═══ Input data

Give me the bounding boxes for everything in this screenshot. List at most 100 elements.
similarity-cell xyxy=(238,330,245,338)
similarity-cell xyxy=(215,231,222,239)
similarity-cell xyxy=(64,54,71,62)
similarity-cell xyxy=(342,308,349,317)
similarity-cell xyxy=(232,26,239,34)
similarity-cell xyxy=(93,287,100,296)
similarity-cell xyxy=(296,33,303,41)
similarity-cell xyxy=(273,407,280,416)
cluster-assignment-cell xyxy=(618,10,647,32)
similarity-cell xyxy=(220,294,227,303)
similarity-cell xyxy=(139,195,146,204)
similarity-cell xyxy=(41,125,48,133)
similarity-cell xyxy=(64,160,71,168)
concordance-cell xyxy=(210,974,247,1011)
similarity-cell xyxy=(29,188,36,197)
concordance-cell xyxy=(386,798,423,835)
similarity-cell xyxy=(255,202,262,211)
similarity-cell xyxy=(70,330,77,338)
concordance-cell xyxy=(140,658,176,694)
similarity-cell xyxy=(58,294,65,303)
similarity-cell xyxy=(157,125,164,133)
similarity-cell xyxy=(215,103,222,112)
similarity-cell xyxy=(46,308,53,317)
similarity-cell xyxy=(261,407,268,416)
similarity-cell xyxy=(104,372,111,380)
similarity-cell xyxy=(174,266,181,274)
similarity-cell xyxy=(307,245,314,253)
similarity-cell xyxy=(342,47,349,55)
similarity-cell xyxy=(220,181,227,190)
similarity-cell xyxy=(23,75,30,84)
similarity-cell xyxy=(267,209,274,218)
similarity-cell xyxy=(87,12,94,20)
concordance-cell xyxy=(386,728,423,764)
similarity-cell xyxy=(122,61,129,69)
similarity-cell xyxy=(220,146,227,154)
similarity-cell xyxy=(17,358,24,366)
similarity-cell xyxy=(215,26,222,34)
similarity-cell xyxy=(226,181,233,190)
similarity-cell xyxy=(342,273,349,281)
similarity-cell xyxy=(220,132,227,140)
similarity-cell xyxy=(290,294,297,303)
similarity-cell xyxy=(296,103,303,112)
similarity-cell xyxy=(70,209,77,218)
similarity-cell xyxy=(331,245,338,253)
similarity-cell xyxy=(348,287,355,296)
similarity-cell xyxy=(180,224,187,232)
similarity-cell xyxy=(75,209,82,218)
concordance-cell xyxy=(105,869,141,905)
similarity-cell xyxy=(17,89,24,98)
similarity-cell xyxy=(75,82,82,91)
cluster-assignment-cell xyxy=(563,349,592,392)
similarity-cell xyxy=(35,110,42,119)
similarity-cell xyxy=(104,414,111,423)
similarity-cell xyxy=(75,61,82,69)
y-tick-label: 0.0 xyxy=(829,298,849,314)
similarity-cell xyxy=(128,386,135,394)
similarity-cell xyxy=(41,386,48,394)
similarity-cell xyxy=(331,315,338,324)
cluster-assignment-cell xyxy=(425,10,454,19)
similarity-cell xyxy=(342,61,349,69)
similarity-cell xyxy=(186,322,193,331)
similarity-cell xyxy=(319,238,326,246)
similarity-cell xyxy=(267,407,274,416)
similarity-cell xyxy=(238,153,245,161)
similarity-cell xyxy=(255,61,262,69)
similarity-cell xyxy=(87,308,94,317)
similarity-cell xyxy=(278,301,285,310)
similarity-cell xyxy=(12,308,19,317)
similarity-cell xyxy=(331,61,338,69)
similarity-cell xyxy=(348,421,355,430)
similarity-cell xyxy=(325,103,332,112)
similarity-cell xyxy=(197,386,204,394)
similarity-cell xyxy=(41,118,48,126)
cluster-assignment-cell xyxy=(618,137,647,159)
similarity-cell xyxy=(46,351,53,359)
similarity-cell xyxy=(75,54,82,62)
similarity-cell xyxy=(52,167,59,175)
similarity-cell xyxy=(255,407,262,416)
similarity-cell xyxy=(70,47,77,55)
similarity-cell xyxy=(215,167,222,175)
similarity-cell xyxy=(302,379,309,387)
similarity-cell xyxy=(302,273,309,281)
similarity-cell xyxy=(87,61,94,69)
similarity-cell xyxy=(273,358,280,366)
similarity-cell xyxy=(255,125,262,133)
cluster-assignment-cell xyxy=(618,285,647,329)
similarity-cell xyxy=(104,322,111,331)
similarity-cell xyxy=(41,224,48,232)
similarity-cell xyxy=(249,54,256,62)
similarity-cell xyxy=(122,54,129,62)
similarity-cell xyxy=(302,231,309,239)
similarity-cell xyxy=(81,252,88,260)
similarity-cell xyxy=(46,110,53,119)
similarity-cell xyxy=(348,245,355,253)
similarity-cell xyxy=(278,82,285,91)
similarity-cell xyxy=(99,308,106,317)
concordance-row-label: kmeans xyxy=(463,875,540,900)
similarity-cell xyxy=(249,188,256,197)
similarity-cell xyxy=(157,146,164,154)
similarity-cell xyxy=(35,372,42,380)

══════

■ **Goal**
Rewrite all of the records above, replacing each "cluster-assignment-cell" with "cluster-label-cell" and leaving everything else unchanged.

■ **Exercise answer**
Give me the bounding boxes for everything in this screenshot. List at most 100 elements.
similarity-cell xyxy=(238,330,245,338)
similarity-cell xyxy=(215,231,222,239)
similarity-cell xyxy=(64,54,71,62)
similarity-cell xyxy=(342,308,349,317)
similarity-cell xyxy=(232,26,239,34)
similarity-cell xyxy=(93,287,100,296)
similarity-cell xyxy=(296,33,303,41)
similarity-cell xyxy=(273,407,280,416)
cluster-label-cell xyxy=(618,10,647,32)
similarity-cell xyxy=(220,294,227,303)
similarity-cell xyxy=(139,195,146,204)
similarity-cell xyxy=(41,125,48,133)
similarity-cell xyxy=(64,160,71,168)
concordance-cell xyxy=(210,974,247,1011)
similarity-cell xyxy=(29,188,36,197)
concordance-cell xyxy=(386,798,423,835)
similarity-cell xyxy=(255,202,262,211)
similarity-cell xyxy=(70,330,77,338)
concordance-cell xyxy=(140,658,176,694)
similarity-cell xyxy=(58,294,65,303)
similarity-cell xyxy=(157,125,164,133)
similarity-cell xyxy=(215,103,222,112)
similarity-cell xyxy=(46,308,53,317)
similarity-cell xyxy=(261,407,268,416)
similarity-cell xyxy=(104,372,111,380)
similarity-cell xyxy=(174,266,181,274)
similarity-cell xyxy=(307,245,314,253)
similarity-cell xyxy=(342,47,349,55)
similarity-cell xyxy=(220,181,227,190)
similarity-cell xyxy=(23,75,30,84)
similarity-cell xyxy=(267,209,274,218)
similarity-cell xyxy=(87,12,94,20)
concordance-cell xyxy=(386,728,423,764)
similarity-cell xyxy=(122,61,129,69)
similarity-cell xyxy=(220,146,227,154)
similarity-cell xyxy=(17,358,24,366)
similarity-cell xyxy=(215,26,222,34)
similarity-cell xyxy=(226,181,233,190)
similarity-cell xyxy=(342,273,349,281)
similarity-cell xyxy=(220,132,227,140)
similarity-cell xyxy=(290,294,297,303)
similarity-cell xyxy=(296,103,303,112)
similarity-cell xyxy=(70,209,77,218)
similarity-cell xyxy=(331,245,338,253)
similarity-cell xyxy=(348,287,355,296)
similarity-cell xyxy=(180,224,187,232)
similarity-cell xyxy=(75,209,82,218)
concordance-cell xyxy=(105,869,141,905)
similarity-cell xyxy=(17,89,24,98)
similarity-cell xyxy=(75,82,82,91)
cluster-label-cell xyxy=(563,349,592,392)
similarity-cell xyxy=(35,110,42,119)
similarity-cell xyxy=(104,414,111,423)
similarity-cell xyxy=(75,61,82,69)
y-tick-label: 0.0 xyxy=(829,298,849,314)
similarity-cell xyxy=(128,386,135,394)
similarity-cell xyxy=(41,386,48,394)
similarity-cell xyxy=(331,315,338,324)
cluster-label-cell xyxy=(425,10,454,19)
similarity-cell xyxy=(342,61,349,69)
similarity-cell xyxy=(186,322,193,331)
similarity-cell xyxy=(319,238,326,246)
similarity-cell xyxy=(267,407,274,416)
similarity-cell xyxy=(238,153,245,161)
similarity-cell xyxy=(255,61,262,69)
similarity-cell xyxy=(87,308,94,317)
similarity-cell xyxy=(278,301,285,310)
similarity-cell xyxy=(12,308,19,317)
similarity-cell xyxy=(331,61,338,69)
similarity-cell xyxy=(348,421,355,430)
similarity-cell xyxy=(325,103,332,112)
similarity-cell xyxy=(197,386,204,394)
similarity-cell xyxy=(41,118,48,126)
cluster-label-cell xyxy=(618,137,647,159)
similarity-cell xyxy=(46,351,53,359)
similarity-cell xyxy=(75,54,82,62)
similarity-cell xyxy=(52,167,59,175)
similarity-cell xyxy=(255,407,262,416)
similarity-cell xyxy=(70,47,77,55)
similarity-cell xyxy=(215,167,222,175)
similarity-cell xyxy=(302,379,309,387)
similarity-cell xyxy=(302,273,309,281)
similarity-cell xyxy=(87,61,94,69)
similarity-cell xyxy=(273,358,280,366)
similarity-cell xyxy=(255,125,262,133)
cluster-label-cell xyxy=(618,285,647,329)
similarity-cell xyxy=(104,322,111,331)
similarity-cell xyxy=(41,224,48,232)
similarity-cell xyxy=(249,54,256,62)
similarity-cell xyxy=(122,54,129,62)
similarity-cell xyxy=(302,231,309,239)
similarity-cell xyxy=(81,252,88,260)
similarity-cell xyxy=(46,110,53,119)
similarity-cell xyxy=(348,245,355,253)
similarity-cell xyxy=(278,82,285,91)
similarity-cell xyxy=(99,308,106,317)
concordance-row-label: kmeans xyxy=(463,875,540,900)
similarity-cell xyxy=(249,188,256,197)
similarity-cell xyxy=(157,146,164,154)
similarity-cell xyxy=(35,372,42,380)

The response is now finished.